>>>>

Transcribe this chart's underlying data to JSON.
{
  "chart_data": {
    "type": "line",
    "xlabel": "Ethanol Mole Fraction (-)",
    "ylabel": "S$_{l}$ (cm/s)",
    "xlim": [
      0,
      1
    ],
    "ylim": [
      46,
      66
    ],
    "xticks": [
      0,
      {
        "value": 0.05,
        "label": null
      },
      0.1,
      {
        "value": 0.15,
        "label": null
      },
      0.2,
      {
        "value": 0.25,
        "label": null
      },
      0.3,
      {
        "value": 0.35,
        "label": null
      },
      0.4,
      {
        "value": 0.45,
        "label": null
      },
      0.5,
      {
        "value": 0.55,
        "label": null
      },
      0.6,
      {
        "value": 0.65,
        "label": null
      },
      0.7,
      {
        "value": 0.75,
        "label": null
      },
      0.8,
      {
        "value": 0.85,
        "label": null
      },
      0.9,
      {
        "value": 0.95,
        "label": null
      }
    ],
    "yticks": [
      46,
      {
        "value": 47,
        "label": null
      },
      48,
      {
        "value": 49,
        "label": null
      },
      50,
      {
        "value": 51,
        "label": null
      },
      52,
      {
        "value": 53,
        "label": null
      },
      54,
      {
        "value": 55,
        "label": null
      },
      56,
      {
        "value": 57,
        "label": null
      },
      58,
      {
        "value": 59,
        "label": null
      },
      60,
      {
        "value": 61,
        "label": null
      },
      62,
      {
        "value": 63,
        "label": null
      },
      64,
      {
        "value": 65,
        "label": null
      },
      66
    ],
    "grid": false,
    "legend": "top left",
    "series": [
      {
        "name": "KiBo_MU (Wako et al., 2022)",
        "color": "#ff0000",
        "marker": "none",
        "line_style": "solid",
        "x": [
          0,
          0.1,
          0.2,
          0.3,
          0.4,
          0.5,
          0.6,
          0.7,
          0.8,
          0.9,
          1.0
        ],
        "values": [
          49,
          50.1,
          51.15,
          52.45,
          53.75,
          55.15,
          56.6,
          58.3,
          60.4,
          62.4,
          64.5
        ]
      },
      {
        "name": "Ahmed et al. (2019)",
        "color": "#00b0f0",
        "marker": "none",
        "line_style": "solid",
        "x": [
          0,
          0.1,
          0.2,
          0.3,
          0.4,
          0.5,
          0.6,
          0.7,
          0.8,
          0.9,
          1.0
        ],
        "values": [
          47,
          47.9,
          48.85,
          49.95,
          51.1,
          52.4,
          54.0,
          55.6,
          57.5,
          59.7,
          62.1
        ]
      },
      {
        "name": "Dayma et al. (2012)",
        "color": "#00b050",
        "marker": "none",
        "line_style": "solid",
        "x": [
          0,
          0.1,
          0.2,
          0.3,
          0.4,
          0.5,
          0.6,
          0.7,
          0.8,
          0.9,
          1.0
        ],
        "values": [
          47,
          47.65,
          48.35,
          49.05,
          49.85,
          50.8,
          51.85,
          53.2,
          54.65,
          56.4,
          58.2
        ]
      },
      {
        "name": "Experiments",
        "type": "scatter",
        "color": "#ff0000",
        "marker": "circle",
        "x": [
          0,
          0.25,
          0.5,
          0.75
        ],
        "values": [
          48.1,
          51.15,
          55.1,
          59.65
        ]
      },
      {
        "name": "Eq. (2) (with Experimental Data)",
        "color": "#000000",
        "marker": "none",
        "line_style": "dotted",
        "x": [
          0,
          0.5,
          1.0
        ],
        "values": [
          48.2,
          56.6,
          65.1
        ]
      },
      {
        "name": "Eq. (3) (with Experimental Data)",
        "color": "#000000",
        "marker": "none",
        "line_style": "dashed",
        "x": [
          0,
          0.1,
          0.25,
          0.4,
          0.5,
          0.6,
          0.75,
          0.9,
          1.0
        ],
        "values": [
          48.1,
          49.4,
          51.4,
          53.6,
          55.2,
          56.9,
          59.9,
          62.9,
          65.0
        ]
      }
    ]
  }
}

<<<<

(Work required): Write out the records shown above, exactly as they appear.

(Reply to the exercise):
Transcribe this chart's underlying data to JSON.
{
  "chart_data": {
    "type": "line",
    "xlabel": "Ethanol Mole Fraction (-)",
    "ylabel": "S$_{l}$ (cm/s)",
    "xlim": [
      0,
      1
    ],
    "ylim": [
      46,
      66
    ],
    "xticks": [
      0,
      {
        "value": 0.05,
        "label": null
      },
      0.1,
      {
        "value": 0.15,
        "label": null
      },
      0.2,
      {
        "value": 0.25,
        "label": null
      },
      0.3,
      {
        "value": 0.35,
        "label": null
      },
      0.4,
      {
        "value": 0.45,
        "label": null
      },
      0.5,
      {
        "value": 0.55,
        "label": null
      },
      0.6,
      {
        "value": 0.65,
        "label": null
      },
      0.7,
      {
        "value": 0.75,
        "label": null
      },
      0.8,
      {
        "value": 0.85,
        "label": null
      },
      0.9,
      {
        "value": 0.95,
        "label": null
      }
    ],
    "yticks": [
      46,
      {
        "value": 47,
        "label": null
      },
      48,
      {
        "value": 49,
        "label": null
      },
      50,
      {
        "value": 51,
        "label": null
      },
      52,
      {
        "value": 53,
        "label": null
      },
      54,
      {
        "value": 55,
        "label": null
      },
      56,
      {
        "value": 57,
        "label": null
      },
      58,
      {
        "value": 59,
        "label": null
      },
      60,
      {
        "value": 61,
        "label": null
      },
      62,
      {
        "value": 63,
        "label": null
      },
      64,
      {
        "value": 65,
        "label": null
      },
      66
    ],
    "grid": false,
    "legend": "top left",
    "series": [
      {
        "name": "KiBo_MU (Wako et al., 2022)",
        "color": "#ff0000",
        "marker": "none",
        "line_style": "solid",
        "x": [
          0,
          0.1,
          0.2,
          0.3,
          0.4,
          0.5,
          0.6,
          0.7,
          0.8,
          0.9,
          1.0
        ],
        "values": [
          49,
          50.1,
          51.15,
          52.45,
          53.75,
          55.15,
          56.6,
          58.3,
          60.4,
          62.4,
          64.5
        ]
      },
      {
        "name": "Ahmed et al. (2019)",
        "color": "#00b0f0",
        "marker": "none",
        "line_style": "solid",
        "x": [
          0,
          0.1,
          0.2,
          0.3,
          0.4,
          0.5,
          0.6,
          0.7,
          0.8,
          0.9,
          1.0
        ],
        "values": [
          47,
          47.9,
          48.85,
          49.95,
          51.1,
          52.4,
          54.0,
          55.6,
          57.5,
          59.7,
          62.1
        ]
      },
      {
        "name": "Dayma et al. (2012)",
        "color": "#00b050",
        "marker": "none",
        "line_style": "solid",
        "x": [
          0,
          0.1,
          0.2,
          0.3,
          0.4,
          0.5,
          0.6,
          0.7,
          0.8,
          0.9,
          1.0
        ],
        "values": [
          47,
          47.65,
          48.35,
          49.05,
          49.85,
          50.8,
          51.85,
          53.2,
          54.65,
          56.4,
          58.2
        ]
      },
      {
        "name": "Experiments",
        "type": "scatter",
        "color": "#ff0000",
        "marker": "circle",
        "x": [
          0,
          0.25,
          0.5,
          0.75
        ],
        "values": [
          48.1,
          51.15,
          55.1,
          59.65
        ]
      },
      {
        "name": "Eq. (2) (with Experimental Data)",
        "color": "#000000",
        "marker": "none",
        "line_style": "dotted",
        "x": [
          0,
          0.5,
          1.0
        ],
        "values": [
          48.2,
          56.6,
          65.1
        ]
      },
      {
        "name": "Eq. (3) (with Experimental Data)",
        "color": "#000000",
        "marker": "none",
        "line_style": "dashed",
        "x": [
          0,
          0.1,
          0.25,
          0.4,
          0.5,
          0.6,
          0.75,
          0.9,
          1.0
        ],
        "values": [
          48.1,
          49.4,
          51.4,
          53.6,
          55.2,
          56.9,
          59.9,
          62.9,
          65.0
        ]
      }
    ]
  }
}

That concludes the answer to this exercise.